___ Available data ___

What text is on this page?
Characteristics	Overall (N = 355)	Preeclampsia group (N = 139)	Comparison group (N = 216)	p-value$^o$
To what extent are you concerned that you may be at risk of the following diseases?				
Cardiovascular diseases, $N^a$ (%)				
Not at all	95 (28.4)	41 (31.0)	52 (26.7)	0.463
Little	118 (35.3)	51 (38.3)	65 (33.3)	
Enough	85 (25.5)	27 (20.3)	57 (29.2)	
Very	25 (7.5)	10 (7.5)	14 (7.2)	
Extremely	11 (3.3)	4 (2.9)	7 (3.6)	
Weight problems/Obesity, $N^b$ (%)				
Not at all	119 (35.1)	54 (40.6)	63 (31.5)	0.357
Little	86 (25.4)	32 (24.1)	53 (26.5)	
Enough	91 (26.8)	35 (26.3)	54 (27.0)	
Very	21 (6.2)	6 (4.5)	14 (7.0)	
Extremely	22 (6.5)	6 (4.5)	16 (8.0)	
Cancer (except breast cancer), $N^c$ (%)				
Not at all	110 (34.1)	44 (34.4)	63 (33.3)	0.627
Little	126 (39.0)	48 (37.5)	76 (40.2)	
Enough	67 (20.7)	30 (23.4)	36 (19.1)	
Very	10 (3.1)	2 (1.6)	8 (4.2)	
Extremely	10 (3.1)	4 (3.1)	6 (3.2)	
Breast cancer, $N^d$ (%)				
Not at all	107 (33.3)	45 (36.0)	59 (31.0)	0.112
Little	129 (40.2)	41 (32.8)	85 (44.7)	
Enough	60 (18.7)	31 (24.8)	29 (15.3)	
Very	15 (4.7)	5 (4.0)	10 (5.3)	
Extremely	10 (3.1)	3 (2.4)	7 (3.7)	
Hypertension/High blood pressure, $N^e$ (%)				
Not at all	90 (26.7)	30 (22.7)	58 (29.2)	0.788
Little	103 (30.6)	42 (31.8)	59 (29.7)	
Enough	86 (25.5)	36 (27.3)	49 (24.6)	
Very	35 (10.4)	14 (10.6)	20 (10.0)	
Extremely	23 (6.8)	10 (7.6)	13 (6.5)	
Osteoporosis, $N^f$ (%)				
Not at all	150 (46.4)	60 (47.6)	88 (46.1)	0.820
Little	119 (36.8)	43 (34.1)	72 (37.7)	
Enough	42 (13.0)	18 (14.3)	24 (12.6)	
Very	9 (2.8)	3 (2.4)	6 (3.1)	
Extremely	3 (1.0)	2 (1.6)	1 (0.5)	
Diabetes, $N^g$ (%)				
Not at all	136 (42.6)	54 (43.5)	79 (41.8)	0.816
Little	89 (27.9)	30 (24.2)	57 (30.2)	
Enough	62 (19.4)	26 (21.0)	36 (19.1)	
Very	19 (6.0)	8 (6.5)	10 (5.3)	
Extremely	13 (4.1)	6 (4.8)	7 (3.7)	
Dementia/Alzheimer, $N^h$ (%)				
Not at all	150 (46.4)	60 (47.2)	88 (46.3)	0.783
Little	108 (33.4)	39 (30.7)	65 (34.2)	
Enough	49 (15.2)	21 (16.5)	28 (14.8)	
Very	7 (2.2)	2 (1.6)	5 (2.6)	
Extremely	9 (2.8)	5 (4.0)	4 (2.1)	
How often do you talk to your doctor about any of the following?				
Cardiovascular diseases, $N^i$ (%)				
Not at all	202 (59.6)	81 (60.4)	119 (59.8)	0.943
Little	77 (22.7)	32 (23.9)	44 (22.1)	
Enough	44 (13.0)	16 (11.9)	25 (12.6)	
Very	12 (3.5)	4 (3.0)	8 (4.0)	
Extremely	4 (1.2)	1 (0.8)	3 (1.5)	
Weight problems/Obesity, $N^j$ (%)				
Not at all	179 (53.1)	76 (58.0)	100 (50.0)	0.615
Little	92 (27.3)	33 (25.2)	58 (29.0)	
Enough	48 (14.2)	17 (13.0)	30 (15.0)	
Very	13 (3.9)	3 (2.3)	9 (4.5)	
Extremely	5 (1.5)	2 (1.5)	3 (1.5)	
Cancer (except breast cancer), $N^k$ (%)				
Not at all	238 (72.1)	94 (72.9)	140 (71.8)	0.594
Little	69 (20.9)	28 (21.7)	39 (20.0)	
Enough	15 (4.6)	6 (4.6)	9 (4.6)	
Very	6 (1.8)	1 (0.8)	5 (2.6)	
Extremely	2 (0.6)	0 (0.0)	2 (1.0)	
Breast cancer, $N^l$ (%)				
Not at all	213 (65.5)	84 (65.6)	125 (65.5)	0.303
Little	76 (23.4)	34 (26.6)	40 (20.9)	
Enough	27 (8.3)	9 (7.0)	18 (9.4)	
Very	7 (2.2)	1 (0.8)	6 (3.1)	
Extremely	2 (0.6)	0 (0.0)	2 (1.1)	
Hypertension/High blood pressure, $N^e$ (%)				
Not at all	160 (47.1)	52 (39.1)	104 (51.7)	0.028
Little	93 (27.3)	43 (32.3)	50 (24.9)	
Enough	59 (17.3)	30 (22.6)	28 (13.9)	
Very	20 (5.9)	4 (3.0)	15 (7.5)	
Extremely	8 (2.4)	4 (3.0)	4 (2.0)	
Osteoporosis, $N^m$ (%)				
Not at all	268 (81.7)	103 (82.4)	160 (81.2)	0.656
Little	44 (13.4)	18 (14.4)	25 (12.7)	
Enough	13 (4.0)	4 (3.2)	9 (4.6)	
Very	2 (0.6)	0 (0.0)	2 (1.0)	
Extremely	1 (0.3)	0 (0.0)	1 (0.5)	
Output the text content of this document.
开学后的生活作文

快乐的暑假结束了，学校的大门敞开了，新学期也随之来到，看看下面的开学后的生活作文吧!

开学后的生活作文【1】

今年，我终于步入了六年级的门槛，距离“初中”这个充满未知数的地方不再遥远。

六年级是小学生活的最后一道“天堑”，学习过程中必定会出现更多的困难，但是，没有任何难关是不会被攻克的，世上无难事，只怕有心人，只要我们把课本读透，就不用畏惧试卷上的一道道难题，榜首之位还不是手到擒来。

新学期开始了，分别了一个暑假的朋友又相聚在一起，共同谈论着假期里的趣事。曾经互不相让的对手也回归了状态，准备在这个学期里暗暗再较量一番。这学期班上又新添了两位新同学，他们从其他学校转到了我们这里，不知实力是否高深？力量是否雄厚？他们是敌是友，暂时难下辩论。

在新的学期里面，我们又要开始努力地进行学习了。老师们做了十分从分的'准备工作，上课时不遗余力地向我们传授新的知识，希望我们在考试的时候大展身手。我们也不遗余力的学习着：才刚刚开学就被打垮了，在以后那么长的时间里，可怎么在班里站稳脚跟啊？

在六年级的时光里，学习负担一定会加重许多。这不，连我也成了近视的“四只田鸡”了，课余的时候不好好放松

___

--- Your goal ---
Each line from the one containing "Output the text content of this document." to the end of the listing above should be copied exactly, and nothing else.

--- Task answer ---
Output the text content of this document.
开学后的生活作文

快乐的暑假结束了，学校的大门敞开了，新学期也随之来到，看看下面的开学后的生活作文吧!

开学后的生活作文【1】

今年，我终于步入了六年级的门槛，距离“初中”这个充满未知数的地方不再遥远。

六年级是小学生活的最后一道“天堑”，学习过程中必定会出现更多的困难，但是，没有任何难关是不会被攻克的，世上无难事，只怕有心人，只要我们把课本读透，就不用畏惧试卷上的一道道难题，榜首之位还不是手到擒来。

新学期开始了，分别了一个暑假的朋友又相聚在一起，共同谈论着假期里的趣事。曾经互不相让的对手也回归了状态，准备在这个学期里暗暗再较量一番。这学期班上又新添了两位新同学，他们从其他学校转到了我们这里，不知实力是否高深？力量是否雄厚？他们是敌是友，暂时难下辩论。

在新的学期里面，我们又要开始努力地进行学习了。老师们做了十分从分的'准备工作，上课时不遗余力地向我们传授新的知识，希望我们在考试的时候大展身手。我们也不遗余力的学习着：才刚刚开学就被打垮了，在以后那么长的时间里，可怎么在班里站稳脚跟啊？

在六年级的时光里，学习负担一定会加重许多。这不，连我也成了近视的“四只田鸡”了，课余的时候不好好放松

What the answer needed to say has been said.